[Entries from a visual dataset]
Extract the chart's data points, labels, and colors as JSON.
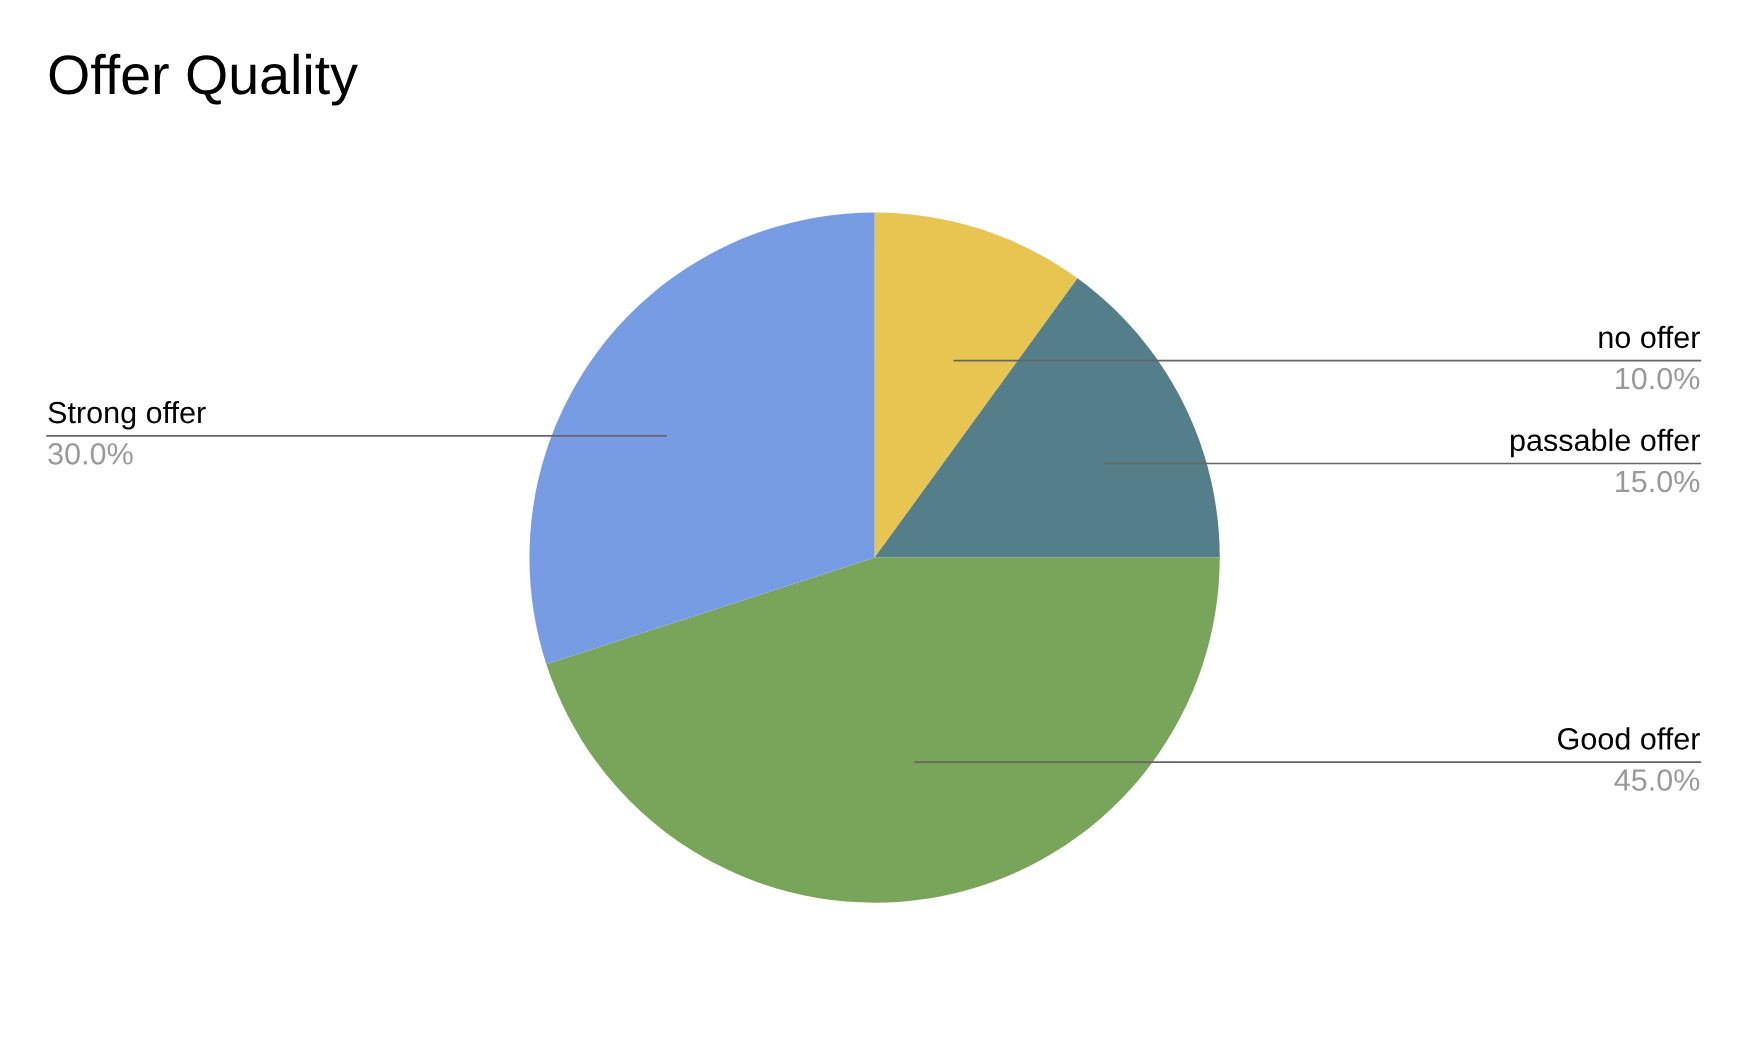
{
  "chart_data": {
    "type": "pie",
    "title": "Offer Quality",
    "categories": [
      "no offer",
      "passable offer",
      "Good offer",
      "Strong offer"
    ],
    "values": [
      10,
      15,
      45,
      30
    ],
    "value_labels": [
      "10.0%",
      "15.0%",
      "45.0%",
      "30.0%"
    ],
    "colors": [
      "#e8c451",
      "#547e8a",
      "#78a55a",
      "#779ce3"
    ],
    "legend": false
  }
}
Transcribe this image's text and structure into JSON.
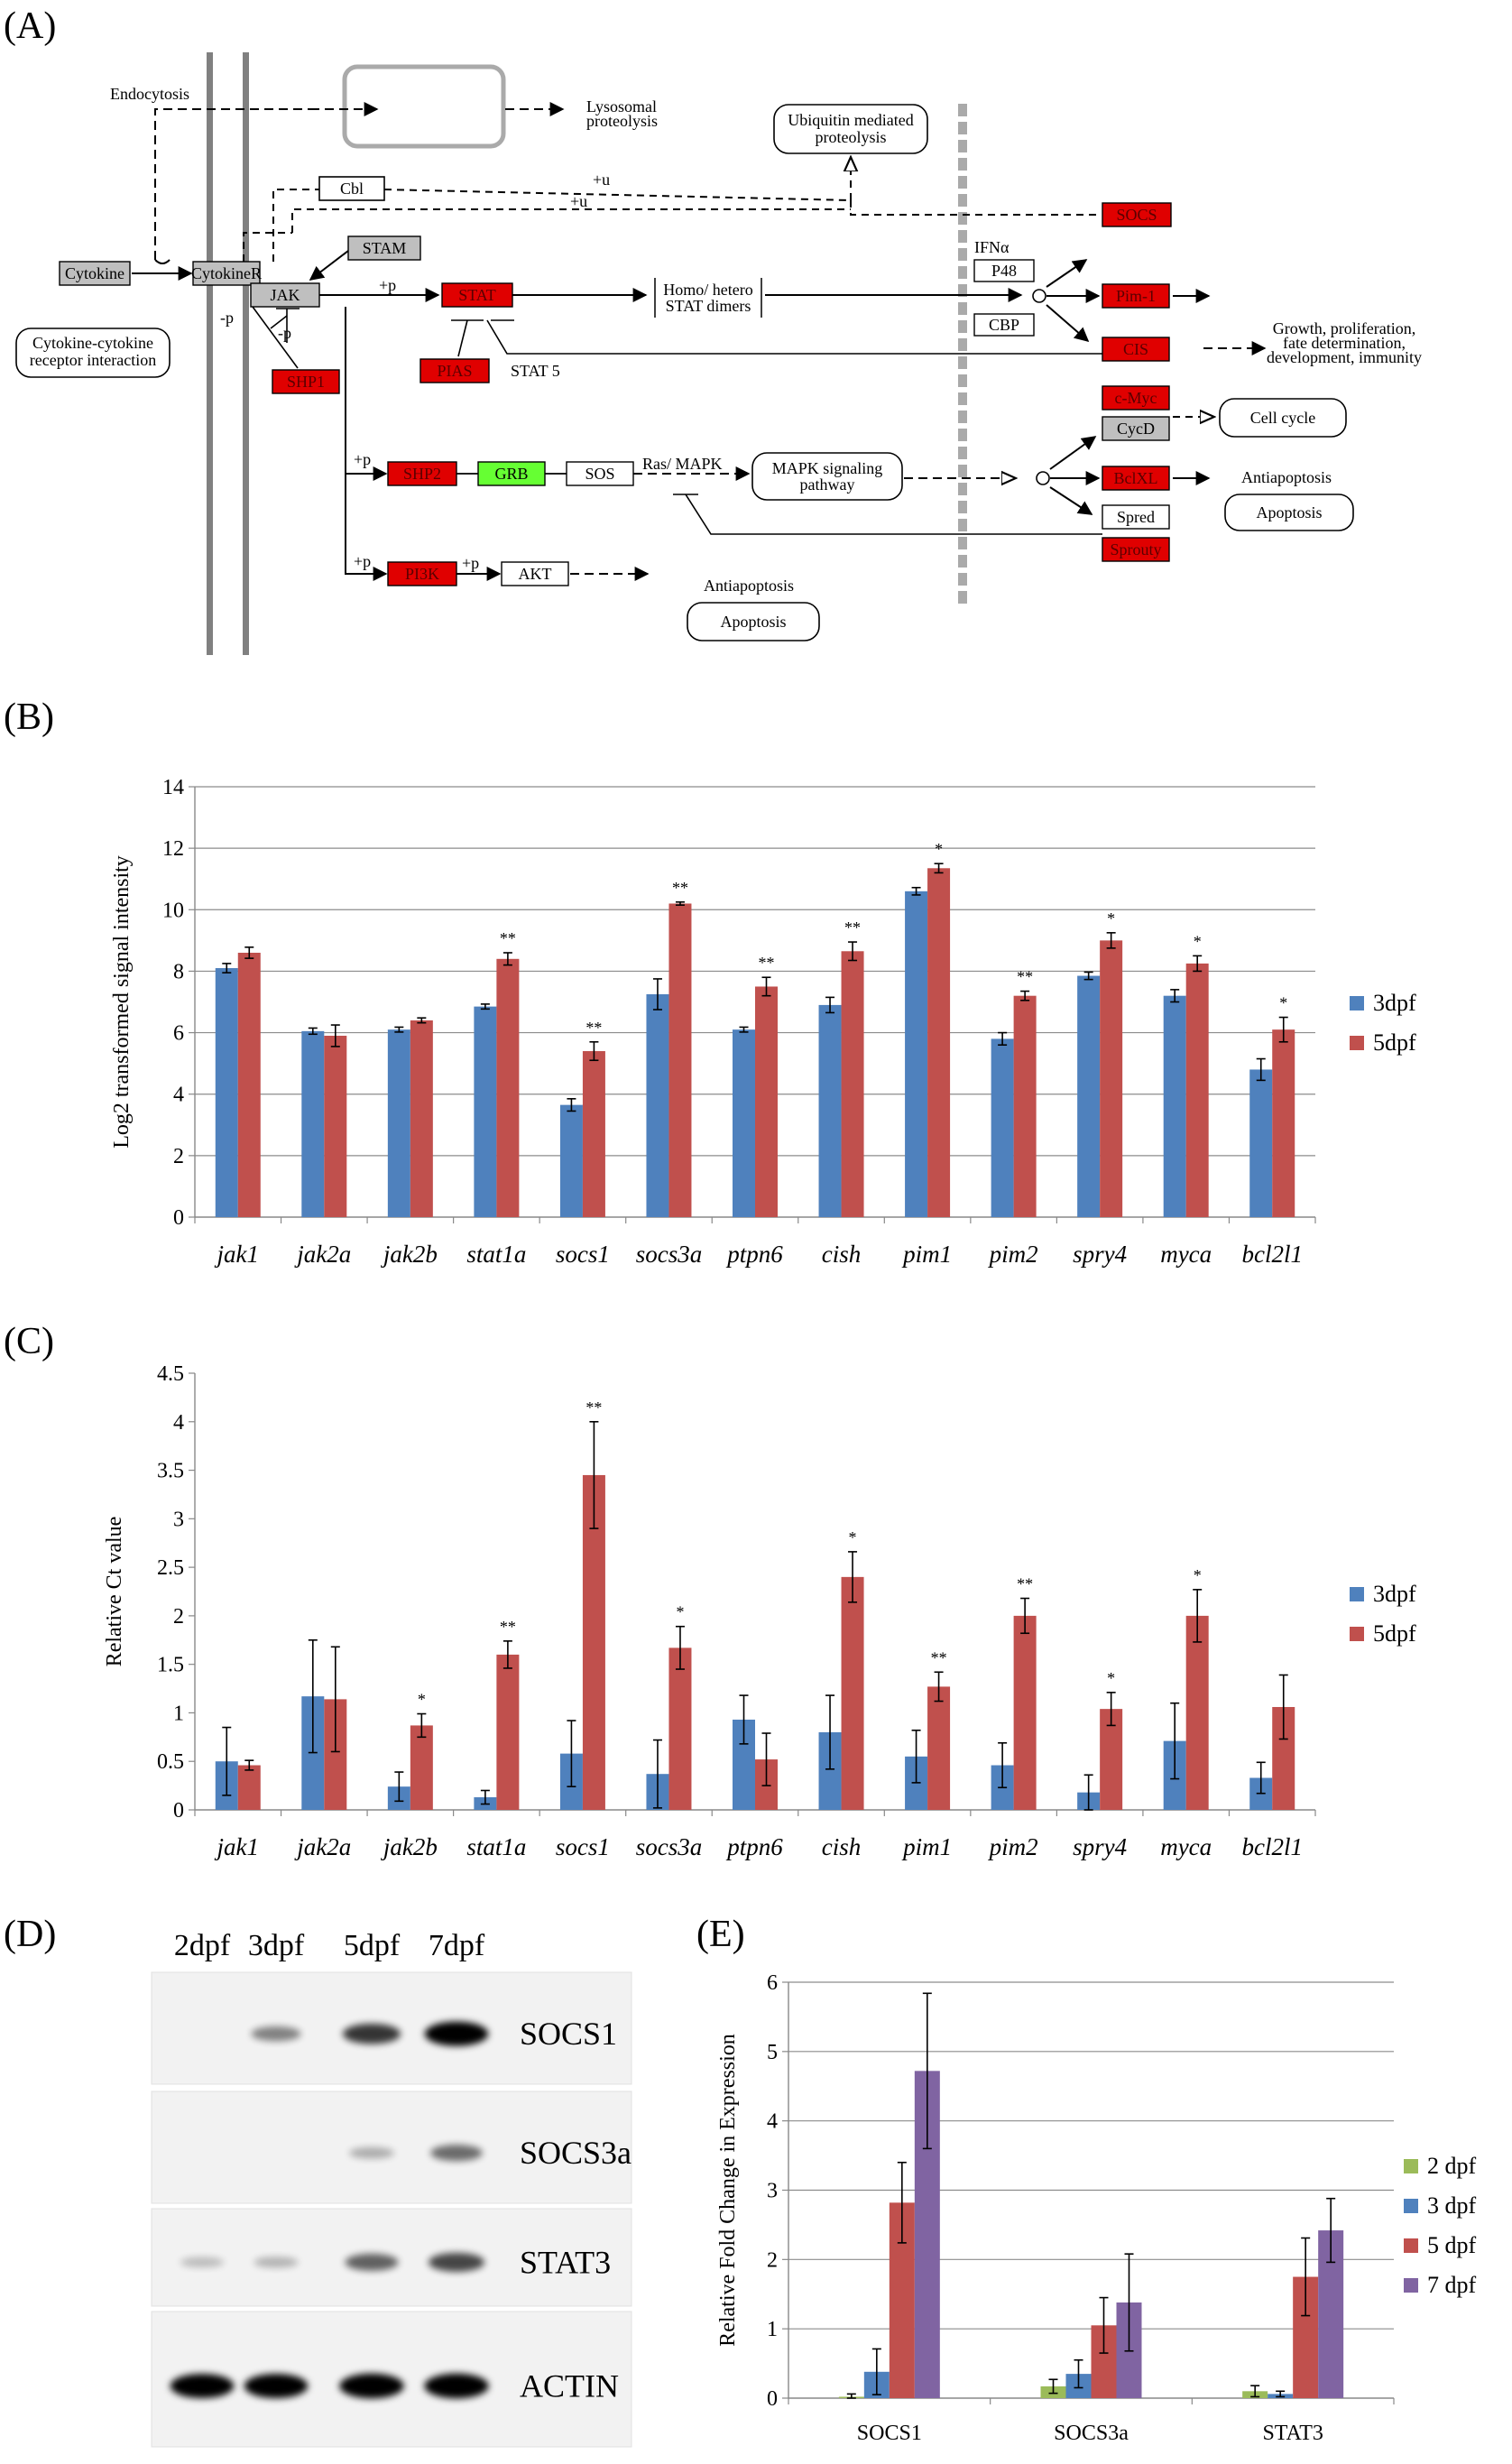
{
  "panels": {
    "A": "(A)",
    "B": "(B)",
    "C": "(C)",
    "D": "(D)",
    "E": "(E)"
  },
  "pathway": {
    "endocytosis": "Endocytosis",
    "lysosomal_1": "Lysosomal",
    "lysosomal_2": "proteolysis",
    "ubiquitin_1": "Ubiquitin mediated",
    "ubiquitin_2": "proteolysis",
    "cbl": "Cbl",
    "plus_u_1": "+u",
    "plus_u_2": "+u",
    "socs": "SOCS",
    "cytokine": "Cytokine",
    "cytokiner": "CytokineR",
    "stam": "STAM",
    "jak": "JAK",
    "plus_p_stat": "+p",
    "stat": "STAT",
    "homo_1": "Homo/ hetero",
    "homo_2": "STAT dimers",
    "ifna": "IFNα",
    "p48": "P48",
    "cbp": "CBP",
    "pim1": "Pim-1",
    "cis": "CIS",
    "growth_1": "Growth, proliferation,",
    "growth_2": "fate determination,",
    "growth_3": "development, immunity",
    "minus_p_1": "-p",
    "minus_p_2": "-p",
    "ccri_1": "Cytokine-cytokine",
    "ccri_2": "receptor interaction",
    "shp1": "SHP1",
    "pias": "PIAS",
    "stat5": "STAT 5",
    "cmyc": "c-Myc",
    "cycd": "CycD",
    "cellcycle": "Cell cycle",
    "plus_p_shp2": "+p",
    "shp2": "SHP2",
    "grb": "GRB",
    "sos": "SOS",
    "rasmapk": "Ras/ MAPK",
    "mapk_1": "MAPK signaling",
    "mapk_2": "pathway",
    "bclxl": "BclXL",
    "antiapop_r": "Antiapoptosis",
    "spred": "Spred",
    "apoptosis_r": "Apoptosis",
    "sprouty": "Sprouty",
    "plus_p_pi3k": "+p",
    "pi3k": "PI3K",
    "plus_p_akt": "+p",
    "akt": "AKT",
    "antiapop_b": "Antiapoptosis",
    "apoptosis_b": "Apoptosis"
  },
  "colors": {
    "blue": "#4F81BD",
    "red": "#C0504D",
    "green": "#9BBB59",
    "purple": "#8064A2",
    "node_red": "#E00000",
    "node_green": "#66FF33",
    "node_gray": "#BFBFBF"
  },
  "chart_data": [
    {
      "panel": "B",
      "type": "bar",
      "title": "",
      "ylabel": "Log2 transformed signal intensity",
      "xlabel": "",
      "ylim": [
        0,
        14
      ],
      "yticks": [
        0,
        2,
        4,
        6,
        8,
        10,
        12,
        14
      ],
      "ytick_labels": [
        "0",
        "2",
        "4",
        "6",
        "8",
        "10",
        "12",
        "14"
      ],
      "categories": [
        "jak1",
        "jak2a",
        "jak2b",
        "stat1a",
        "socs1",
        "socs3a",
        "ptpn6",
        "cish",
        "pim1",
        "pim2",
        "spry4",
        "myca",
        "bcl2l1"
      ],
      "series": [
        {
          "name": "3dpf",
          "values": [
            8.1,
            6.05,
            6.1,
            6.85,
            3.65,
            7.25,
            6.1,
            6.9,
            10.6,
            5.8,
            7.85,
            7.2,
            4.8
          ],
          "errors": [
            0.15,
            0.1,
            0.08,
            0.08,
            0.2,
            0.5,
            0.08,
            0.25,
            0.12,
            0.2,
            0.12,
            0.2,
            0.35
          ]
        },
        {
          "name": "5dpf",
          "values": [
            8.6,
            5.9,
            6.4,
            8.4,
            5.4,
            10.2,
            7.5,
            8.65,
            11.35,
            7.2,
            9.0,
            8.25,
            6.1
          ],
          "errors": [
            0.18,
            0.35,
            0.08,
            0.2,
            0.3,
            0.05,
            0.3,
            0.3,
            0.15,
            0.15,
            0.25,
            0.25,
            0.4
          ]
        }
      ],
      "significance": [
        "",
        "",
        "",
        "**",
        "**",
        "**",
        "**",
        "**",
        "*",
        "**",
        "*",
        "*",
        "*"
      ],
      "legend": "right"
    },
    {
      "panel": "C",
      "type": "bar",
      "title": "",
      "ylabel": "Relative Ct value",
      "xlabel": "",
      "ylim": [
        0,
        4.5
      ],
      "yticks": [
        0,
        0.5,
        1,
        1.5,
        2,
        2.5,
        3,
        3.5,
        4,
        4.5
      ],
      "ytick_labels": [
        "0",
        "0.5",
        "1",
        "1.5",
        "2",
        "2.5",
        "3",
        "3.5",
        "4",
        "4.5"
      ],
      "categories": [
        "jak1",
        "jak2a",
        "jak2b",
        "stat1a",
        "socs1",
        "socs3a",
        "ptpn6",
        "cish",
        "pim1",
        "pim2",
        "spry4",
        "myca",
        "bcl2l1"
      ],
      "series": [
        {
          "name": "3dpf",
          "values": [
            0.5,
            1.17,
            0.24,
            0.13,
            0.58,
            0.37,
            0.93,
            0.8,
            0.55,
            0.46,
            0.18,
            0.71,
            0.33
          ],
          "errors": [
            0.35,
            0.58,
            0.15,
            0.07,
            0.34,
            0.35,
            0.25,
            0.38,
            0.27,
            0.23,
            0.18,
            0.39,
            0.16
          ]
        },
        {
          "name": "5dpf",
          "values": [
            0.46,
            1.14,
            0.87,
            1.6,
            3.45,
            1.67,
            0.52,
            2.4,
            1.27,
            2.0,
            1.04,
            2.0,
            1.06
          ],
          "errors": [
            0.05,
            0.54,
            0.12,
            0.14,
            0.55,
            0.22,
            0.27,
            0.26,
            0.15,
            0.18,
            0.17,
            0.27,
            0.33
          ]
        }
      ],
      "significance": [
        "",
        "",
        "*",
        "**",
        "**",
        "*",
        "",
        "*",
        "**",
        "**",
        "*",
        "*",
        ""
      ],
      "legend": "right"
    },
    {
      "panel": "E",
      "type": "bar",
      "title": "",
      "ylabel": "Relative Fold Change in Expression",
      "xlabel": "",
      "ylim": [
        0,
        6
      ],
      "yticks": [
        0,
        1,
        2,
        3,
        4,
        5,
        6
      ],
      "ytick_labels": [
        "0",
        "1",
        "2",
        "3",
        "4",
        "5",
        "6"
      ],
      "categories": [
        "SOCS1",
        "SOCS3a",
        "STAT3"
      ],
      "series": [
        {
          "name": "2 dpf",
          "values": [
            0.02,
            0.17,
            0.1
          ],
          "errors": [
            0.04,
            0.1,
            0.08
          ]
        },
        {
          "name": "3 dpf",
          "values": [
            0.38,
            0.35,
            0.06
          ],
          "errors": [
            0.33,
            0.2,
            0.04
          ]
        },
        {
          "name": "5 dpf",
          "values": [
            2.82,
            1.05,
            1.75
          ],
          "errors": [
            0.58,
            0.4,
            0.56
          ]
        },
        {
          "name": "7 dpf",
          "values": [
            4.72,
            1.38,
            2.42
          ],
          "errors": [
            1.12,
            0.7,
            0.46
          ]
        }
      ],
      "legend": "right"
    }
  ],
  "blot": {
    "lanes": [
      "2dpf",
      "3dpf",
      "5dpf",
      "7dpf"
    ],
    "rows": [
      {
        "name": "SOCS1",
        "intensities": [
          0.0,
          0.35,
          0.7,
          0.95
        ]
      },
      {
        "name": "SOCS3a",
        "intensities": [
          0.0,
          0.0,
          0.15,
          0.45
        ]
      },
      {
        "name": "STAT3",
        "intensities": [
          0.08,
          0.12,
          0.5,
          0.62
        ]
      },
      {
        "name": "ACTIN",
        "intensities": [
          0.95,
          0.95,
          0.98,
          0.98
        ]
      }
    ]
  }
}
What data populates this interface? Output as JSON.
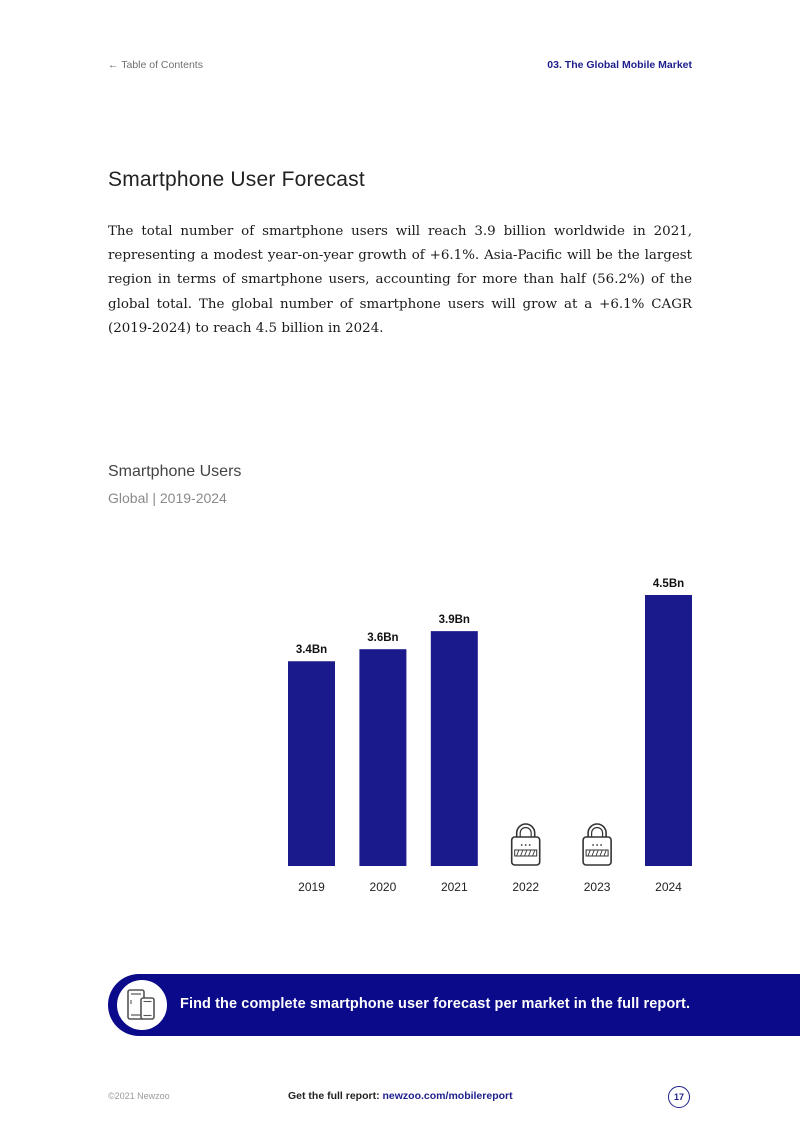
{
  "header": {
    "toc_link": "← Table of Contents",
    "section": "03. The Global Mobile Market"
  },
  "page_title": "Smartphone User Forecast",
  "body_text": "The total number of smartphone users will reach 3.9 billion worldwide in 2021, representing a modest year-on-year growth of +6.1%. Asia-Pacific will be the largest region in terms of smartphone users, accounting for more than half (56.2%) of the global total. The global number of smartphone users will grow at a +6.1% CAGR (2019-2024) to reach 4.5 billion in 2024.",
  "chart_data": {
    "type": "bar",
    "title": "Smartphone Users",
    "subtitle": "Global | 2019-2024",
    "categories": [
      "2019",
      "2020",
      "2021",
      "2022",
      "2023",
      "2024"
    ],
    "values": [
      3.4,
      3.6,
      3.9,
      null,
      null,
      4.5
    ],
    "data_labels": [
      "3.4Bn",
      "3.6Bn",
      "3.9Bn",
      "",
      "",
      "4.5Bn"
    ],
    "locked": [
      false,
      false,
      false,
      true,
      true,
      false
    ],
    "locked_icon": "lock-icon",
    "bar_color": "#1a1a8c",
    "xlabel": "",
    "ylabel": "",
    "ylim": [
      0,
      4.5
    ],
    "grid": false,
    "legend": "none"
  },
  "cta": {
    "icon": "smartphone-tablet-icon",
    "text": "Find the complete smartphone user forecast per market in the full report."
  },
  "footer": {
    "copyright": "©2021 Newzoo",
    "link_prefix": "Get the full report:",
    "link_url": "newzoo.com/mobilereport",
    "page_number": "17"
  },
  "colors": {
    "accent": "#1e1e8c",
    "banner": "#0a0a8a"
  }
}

- _Exercise brief_
Look through the data and show every line containing "colors".

- _Result for this exercise_
Extract the chart's data points, labels, and colors as JSON.
    "colors": [
  "colors": {
  "colors": {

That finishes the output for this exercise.